**WHAT NEEDS TO BE DONE**:
Gather, from the listing beneath this task, every line holding the string "marker".

**THE RECORDS**:
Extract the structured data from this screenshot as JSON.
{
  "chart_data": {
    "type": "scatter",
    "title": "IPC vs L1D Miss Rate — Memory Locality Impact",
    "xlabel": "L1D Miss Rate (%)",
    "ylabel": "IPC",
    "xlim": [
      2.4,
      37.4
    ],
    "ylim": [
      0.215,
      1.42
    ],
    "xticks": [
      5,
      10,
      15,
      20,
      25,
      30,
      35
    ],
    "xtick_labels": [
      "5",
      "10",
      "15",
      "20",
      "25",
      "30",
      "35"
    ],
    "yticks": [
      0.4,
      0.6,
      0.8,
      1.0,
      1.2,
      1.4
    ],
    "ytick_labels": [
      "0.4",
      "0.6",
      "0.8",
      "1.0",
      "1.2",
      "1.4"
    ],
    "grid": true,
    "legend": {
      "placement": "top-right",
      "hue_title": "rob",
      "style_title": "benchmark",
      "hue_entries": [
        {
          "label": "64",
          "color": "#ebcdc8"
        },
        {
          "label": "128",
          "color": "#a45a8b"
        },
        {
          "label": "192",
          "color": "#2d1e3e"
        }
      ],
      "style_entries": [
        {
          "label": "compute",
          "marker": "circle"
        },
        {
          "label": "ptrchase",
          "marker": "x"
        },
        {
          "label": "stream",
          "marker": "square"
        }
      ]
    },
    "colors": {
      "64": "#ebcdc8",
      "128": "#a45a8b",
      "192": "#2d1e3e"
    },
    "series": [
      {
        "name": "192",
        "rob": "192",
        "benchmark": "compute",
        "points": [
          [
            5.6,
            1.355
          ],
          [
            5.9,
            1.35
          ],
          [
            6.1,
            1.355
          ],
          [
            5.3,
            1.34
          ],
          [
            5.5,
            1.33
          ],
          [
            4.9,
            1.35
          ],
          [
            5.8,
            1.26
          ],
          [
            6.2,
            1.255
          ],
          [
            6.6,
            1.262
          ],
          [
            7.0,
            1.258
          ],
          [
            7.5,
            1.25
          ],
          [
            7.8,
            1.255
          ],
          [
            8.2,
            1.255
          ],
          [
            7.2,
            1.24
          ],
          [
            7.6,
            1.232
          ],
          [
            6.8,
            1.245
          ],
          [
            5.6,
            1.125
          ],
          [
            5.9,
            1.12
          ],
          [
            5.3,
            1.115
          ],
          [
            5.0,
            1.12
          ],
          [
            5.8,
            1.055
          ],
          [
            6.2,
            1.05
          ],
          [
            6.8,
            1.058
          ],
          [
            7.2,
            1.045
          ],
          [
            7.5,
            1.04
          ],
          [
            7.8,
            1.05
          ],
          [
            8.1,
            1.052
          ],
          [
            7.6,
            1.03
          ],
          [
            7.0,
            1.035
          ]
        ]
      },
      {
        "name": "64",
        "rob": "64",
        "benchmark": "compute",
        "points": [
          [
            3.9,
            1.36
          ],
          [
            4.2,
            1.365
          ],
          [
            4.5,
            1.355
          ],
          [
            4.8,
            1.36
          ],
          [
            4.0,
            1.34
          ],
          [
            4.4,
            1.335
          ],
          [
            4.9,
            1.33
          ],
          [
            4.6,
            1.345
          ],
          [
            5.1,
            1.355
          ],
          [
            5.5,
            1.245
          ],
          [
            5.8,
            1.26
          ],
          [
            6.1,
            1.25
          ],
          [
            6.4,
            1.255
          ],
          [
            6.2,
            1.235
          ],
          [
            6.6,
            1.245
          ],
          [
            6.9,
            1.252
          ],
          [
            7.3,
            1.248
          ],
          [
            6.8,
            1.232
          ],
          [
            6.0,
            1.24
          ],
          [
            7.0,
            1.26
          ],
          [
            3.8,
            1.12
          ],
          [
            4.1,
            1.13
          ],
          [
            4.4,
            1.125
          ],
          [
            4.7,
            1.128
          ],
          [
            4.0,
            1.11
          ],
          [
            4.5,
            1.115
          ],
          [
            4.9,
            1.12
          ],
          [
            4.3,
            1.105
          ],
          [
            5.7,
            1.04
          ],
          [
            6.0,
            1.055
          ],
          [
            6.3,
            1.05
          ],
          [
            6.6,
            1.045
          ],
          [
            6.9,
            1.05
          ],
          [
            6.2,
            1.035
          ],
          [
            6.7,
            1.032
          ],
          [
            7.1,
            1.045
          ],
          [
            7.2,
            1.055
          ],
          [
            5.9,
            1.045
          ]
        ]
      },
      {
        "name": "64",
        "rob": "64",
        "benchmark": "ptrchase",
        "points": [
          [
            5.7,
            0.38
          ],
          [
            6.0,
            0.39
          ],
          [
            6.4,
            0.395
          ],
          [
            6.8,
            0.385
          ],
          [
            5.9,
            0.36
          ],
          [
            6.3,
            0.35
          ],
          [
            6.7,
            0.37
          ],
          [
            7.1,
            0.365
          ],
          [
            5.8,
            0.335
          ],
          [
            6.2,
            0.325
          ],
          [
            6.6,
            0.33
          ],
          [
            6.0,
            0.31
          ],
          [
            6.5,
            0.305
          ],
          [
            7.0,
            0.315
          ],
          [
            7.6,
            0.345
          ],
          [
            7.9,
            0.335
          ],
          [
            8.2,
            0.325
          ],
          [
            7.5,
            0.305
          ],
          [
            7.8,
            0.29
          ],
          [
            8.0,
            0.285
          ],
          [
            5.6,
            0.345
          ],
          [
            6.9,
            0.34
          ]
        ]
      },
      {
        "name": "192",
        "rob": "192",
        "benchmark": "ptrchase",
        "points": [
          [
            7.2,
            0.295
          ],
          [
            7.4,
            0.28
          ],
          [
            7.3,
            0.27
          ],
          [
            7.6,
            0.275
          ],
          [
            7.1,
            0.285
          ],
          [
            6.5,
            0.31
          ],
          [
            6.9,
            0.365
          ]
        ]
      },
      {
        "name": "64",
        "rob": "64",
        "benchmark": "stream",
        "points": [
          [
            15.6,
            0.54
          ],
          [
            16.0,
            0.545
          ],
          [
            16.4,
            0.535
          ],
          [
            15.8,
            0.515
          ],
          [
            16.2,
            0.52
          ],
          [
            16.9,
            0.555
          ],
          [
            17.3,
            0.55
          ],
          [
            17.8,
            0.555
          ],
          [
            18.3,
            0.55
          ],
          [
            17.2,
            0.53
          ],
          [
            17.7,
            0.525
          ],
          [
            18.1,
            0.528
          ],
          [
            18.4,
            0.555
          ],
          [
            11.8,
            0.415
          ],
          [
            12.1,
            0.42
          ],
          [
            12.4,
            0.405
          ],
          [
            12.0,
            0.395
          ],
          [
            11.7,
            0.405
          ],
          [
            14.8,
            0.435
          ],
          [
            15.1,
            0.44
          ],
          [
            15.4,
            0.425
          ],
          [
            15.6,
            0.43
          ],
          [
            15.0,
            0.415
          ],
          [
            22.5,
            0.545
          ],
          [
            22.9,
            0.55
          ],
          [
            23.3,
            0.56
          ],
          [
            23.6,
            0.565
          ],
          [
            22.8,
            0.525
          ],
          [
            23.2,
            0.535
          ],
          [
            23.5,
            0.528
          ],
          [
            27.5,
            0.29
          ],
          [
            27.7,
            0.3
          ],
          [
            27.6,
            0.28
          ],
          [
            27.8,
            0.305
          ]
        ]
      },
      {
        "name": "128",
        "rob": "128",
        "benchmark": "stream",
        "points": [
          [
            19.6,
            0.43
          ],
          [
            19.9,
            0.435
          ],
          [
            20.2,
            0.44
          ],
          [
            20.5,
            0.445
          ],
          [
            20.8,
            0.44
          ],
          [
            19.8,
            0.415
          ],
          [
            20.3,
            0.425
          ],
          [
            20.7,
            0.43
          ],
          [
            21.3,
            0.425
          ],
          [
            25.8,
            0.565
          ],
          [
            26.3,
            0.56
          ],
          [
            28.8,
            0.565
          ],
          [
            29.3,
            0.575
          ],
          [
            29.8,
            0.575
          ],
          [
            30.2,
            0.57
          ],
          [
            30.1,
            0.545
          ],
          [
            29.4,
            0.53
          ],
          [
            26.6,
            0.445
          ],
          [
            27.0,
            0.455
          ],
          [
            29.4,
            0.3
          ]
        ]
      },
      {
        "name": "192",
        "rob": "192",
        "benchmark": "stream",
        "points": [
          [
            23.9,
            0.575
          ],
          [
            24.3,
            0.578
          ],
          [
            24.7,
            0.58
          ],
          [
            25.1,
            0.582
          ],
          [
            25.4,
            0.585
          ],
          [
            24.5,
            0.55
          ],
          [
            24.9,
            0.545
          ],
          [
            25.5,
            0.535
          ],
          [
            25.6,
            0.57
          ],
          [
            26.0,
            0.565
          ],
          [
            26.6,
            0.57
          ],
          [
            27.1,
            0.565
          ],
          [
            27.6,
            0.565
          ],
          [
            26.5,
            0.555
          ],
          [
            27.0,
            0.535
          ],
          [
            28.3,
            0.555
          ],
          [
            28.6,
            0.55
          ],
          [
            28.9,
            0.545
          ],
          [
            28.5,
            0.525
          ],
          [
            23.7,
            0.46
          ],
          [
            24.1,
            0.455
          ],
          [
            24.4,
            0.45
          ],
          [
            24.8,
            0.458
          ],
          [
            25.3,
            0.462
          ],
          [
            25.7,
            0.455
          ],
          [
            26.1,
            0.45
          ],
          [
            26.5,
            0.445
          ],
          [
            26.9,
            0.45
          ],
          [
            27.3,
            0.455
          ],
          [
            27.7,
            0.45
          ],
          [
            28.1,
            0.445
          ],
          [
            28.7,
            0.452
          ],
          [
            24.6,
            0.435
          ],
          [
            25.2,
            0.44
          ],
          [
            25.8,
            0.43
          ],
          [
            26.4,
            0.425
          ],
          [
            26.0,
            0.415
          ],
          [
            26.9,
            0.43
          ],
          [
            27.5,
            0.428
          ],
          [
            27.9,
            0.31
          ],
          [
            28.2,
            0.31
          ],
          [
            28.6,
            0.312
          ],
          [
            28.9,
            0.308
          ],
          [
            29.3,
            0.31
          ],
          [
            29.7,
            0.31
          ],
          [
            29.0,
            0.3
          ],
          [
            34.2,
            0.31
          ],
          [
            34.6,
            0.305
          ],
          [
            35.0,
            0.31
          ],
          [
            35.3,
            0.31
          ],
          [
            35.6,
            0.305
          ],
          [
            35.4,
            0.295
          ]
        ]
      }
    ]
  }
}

**ANSWER FOR THE TASK**:
          "marker": "circle"
          "marker": "x"
          "marker": "square"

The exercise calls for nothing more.